## DIRECTIONS
Reproduce every line of the records below word for word, leaving out the picture placeholders.

## Dataset records
________
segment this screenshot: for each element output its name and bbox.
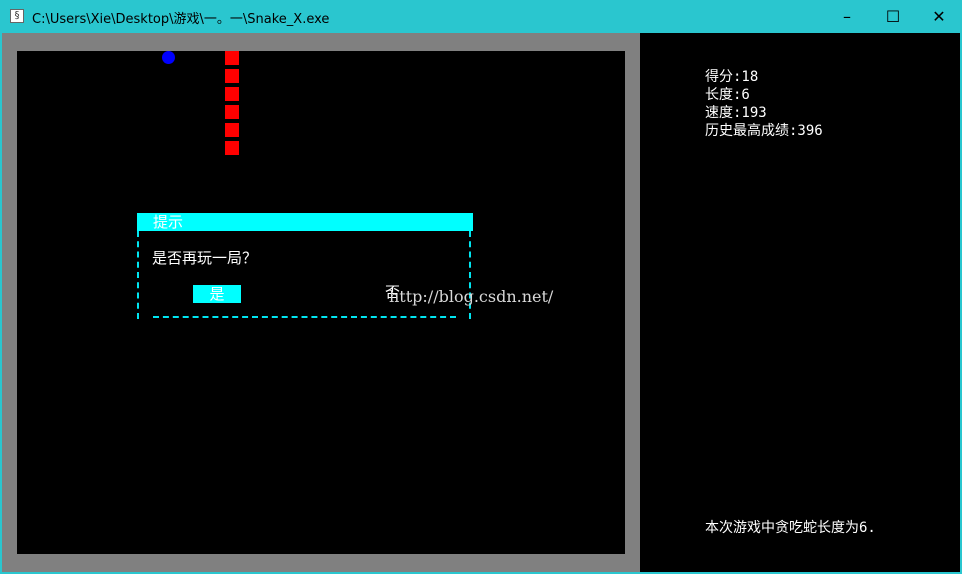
dialog-left-border xyxy=(137,231,139,319)
length-text: 长度:6 xyxy=(705,87,750,103)
snake-segment xyxy=(225,51,239,65)
snake-segment xyxy=(225,141,239,155)
dialog-title-bar: 提示 xyxy=(137,213,473,231)
close-icon: ✕ xyxy=(932,7,946,26)
minimize-icon: – xyxy=(843,7,851,26)
snake-segment xyxy=(225,105,239,119)
close-button[interactable]: ✕ xyxy=(916,0,962,33)
title-bar[interactable]: § C:\Users\Xie\Desktop\游戏\一。一\Snake_X.ex… xyxy=(0,0,962,33)
snake-segment xyxy=(225,123,239,137)
game-result-message: 本次游戏中贪吃蛇长度为6. xyxy=(705,520,876,536)
snake-segment xyxy=(225,87,239,101)
stats-block: 得分:18 长度:6 速度:193 历史最高成绩:396 xyxy=(705,68,823,140)
snake-app-icon[interactable]: § xyxy=(10,9,24,23)
watermark: http://blog.csdn.net/ xyxy=(389,287,554,306)
snake-segment xyxy=(225,69,239,83)
maximize-icon: ☐ xyxy=(885,7,901,26)
maximize-button[interactable]: ☐ xyxy=(870,0,916,33)
best-score-text: 历史最高成绩:396 xyxy=(705,123,823,139)
score-text: 得分:18 xyxy=(705,69,759,85)
game-area-frame: 提示 是否再玩一局？ 是 否 http://blog.csdn.net/ xyxy=(2,33,640,572)
console-client-area: 提示 是否再玩一局？ 是 否 http://blog.csdn.net/ 得分:… xyxy=(2,33,960,572)
info-panel: 得分:18 长度:6 速度:193 历史最高成绩:396 本次游戏中贪吃蛇长度为… xyxy=(640,33,960,572)
app-window: § C:\Users\Xie\Desktop\游戏\一。一\Snake_X.ex… xyxy=(0,0,962,574)
minimize-button[interactable]: – xyxy=(824,0,870,33)
window-title: C:\Users\Xie\Desktop\游戏\一。一\Snake_X.exe xyxy=(32,12,330,27)
food-dot xyxy=(162,51,175,64)
speed-text: 速度:193 xyxy=(705,105,767,121)
dialog-title: 提示 xyxy=(153,213,184,231)
game-board: 提示 是否再玩一局？ 是 否 http://blog.csdn.net/ xyxy=(17,51,625,554)
yes-button[interactable]: 是 xyxy=(193,285,241,303)
dialog-message: 是否再玩一局？ xyxy=(152,249,258,267)
dialog-bottom-border xyxy=(153,316,456,318)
________
## FULL OUTPUT
segment this screenshot: for each element output its name and bbox.
dialog-left-border xyxy=(137,231,139,319)
length-text: 长度:6 xyxy=(705,87,750,103)
snake-segment xyxy=(225,51,239,65)
snake-segment xyxy=(225,141,239,155)
dialog-title-bar: 提示 xyxy=(137,213,473,231)
close-icon: ✕ xyxy=(932,7,946,26)
minimize-icon: – xyxy=(843,7,851,26)
snake-segment xyxy=(225,105,239,119)
close-button[interactable]: ✕ xyxy=(916,0,962,33)
title-bar[interactable]: § C:\Users\Xie\Desktop\游戏\一。一\Snake_X.ex… xyxy=(0,0,962,33)
snake-segment xyxy=(225,123,239,137)
game-result-message: 本次游戏中贪吃蛇长度为6. xyxy=(705,520,876,536)
snake-segment xyxy=(225,87,239,101)
stats-block: 得分:18 长度:6 速度:193 历史最高成绩:396 xyxy=(705,68,823,140)
snake-app-icon[interactable]: § xyxy=(10,9,24,23)
watermark: http://blog.csdn.net/ xyxy=(389,287,554,306)
snake-segment xyxy=(225,69,239,83)
maximize-icon: ☐ xyxy=(885,7,901,26)
maximize-button[interactable]: ☐ xyxy=(870,0,916,33)
best-score-text: 历史最高成绩:396 xyxy=(705,123,823,139)
score-text: 得分:18 xyxy=(705,69,759,85)
game-area-frame: 提示 是否再玩一局？ 是 否 http://blog.csdn.net/ xyxy=(2,33,640,572)
console-client-area: 提示 是否再玩一局？ 是 否 http://blog.csdn.net/ 得分:… xyxy=(2,33,960,572)
info-panel: 得分:18 长度:6 速度:193 历史最高成绩:396 本次游戏中贪吃蛇长度为… xyxy=(640,33,960,572)
app-window: § C:\Users\Xie\Desktop\游戏\一。一\Snake_X.ex… xyxy=(0,0,962,574)
minimize-button[interactable]: – xyxy=(824,0,870,33)
window-title: C:\Users\Xie\Desktop\游戏\一。一\Snake_X.exe xyxy=(32,12,330,27)
food-dot xyxy=(162,51,175,64)
speed-text: 速度:193 xyxy=(705,105,767,121)
dialog-title: 提示 xyxy=(153,213,184,231)
game-board: 提示 是否再玩一局？ 是 否 http://blog.csdn.net/ xyxy=(17,51,625,554)
yes-button[interactable]: 是 xyxy=(193,285,241,303)
dialog-message: 是否再玩一局？ xyxy=(152,249,258,267)
dialog-bottom-border xyxy=(153,316,456,318)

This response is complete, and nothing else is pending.